Records from a collection of figures
☆ ☆ ☆ ☆ ☆

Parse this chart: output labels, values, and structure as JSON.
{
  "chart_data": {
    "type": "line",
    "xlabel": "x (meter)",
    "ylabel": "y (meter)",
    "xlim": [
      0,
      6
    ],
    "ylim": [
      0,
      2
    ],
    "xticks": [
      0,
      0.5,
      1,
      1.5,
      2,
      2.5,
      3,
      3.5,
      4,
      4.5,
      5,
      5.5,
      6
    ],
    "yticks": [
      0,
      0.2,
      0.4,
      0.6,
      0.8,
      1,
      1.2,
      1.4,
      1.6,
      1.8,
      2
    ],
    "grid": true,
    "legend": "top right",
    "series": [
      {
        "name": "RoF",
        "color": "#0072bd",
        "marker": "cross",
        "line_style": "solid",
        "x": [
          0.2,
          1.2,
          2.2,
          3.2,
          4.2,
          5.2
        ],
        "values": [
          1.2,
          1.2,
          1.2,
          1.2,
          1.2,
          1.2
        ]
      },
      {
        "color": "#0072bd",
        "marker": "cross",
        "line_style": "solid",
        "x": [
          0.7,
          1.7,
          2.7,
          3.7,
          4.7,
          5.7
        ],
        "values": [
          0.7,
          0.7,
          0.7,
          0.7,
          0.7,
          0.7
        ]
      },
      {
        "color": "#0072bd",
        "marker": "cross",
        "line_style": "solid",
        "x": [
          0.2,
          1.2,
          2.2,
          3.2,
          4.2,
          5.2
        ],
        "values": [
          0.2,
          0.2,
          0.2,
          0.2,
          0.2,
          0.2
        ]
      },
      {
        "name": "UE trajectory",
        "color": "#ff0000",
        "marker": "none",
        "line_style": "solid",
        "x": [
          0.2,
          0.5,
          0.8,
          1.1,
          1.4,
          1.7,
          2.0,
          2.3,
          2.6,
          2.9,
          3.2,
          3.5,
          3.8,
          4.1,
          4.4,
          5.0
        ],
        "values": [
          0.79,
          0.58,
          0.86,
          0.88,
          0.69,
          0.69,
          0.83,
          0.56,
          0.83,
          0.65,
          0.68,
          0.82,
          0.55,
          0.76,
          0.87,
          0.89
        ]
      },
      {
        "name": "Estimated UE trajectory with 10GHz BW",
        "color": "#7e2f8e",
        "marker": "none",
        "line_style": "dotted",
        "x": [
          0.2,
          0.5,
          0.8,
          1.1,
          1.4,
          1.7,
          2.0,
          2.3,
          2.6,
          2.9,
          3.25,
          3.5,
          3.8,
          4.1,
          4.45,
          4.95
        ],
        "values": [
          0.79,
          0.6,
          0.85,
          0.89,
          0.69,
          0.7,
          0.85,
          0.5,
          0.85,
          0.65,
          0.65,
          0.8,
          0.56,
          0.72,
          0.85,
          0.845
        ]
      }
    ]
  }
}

☆ ☆ ☆ ☆ ☆

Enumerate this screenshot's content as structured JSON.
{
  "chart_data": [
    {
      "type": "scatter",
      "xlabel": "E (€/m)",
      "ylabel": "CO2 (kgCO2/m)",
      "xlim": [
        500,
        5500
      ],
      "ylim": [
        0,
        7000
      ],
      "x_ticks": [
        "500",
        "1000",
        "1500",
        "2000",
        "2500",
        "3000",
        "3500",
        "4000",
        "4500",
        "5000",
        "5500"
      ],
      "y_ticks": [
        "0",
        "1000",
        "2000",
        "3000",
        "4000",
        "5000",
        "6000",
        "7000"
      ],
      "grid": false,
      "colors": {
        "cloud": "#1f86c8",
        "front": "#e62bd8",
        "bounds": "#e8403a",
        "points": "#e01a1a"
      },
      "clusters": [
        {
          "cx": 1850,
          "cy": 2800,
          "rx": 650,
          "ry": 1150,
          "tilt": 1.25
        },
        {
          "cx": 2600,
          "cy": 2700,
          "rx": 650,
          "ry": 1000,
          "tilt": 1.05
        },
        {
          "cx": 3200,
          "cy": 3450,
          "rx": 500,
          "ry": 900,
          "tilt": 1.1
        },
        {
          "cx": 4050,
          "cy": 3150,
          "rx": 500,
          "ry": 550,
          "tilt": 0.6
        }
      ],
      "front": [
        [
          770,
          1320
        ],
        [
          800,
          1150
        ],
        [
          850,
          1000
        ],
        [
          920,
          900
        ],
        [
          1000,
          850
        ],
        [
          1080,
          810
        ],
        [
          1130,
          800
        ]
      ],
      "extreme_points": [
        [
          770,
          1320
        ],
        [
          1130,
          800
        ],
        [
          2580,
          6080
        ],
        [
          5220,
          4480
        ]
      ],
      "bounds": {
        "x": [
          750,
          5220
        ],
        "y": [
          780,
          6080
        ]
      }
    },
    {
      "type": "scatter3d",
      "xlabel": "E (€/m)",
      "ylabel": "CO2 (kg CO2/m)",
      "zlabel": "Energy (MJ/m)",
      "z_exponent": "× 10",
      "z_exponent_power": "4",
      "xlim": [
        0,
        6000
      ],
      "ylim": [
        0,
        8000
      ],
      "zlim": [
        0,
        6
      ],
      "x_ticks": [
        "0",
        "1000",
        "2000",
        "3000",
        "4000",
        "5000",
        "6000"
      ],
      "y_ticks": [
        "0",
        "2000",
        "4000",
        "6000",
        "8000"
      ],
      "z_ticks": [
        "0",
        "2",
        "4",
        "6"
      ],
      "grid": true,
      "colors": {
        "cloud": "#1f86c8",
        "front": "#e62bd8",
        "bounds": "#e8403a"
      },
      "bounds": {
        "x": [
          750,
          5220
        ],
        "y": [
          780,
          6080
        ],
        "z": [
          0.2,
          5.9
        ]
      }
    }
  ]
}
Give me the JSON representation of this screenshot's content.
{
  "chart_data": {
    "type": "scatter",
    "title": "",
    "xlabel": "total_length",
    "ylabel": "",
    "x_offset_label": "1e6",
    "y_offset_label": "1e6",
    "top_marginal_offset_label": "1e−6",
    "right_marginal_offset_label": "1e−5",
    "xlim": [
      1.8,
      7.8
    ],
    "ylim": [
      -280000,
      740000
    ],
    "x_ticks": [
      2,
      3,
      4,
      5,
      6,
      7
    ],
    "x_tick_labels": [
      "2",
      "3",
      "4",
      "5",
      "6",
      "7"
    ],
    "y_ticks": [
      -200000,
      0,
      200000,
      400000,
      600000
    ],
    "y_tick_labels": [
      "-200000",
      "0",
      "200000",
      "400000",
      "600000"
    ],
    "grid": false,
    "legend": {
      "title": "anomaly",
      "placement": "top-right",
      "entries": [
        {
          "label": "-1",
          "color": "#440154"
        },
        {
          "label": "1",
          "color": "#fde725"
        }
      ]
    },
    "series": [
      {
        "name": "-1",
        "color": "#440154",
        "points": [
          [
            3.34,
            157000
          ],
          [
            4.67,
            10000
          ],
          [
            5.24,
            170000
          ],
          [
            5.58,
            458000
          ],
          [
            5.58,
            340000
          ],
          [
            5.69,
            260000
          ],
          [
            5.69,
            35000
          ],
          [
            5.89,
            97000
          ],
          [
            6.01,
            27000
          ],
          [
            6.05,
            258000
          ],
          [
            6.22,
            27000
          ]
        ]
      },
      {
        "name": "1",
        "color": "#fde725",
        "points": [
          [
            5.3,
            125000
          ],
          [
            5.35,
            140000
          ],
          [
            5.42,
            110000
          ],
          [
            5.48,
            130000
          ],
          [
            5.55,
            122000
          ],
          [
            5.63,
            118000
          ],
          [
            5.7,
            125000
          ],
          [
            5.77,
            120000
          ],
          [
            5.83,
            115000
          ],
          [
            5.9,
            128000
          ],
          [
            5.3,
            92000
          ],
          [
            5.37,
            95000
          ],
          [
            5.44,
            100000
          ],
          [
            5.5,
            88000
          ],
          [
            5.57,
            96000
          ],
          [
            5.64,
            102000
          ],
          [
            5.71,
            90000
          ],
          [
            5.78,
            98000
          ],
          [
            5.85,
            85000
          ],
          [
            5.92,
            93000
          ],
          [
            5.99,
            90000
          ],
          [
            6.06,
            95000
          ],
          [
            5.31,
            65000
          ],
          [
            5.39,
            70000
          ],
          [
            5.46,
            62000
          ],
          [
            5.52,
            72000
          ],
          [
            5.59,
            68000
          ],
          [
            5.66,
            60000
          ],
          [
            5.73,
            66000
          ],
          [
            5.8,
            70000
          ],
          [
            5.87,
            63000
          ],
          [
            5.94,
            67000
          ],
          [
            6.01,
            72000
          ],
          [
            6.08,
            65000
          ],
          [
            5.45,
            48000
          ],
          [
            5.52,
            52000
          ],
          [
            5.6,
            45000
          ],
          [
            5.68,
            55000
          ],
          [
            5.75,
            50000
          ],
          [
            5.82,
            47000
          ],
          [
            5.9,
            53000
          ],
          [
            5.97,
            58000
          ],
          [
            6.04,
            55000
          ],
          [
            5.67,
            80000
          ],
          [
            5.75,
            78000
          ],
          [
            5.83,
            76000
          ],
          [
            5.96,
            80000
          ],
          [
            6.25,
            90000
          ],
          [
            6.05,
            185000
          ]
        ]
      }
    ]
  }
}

☆ ☆ ☆ ☆ ☆

-- Given problem --
Write out every line of the entries that holds the word "bounds".

-- Expected answer --
        "bounds": "#e8403a",
      "bounds": {
        "bounds": "#e8403a"
      "bounds": {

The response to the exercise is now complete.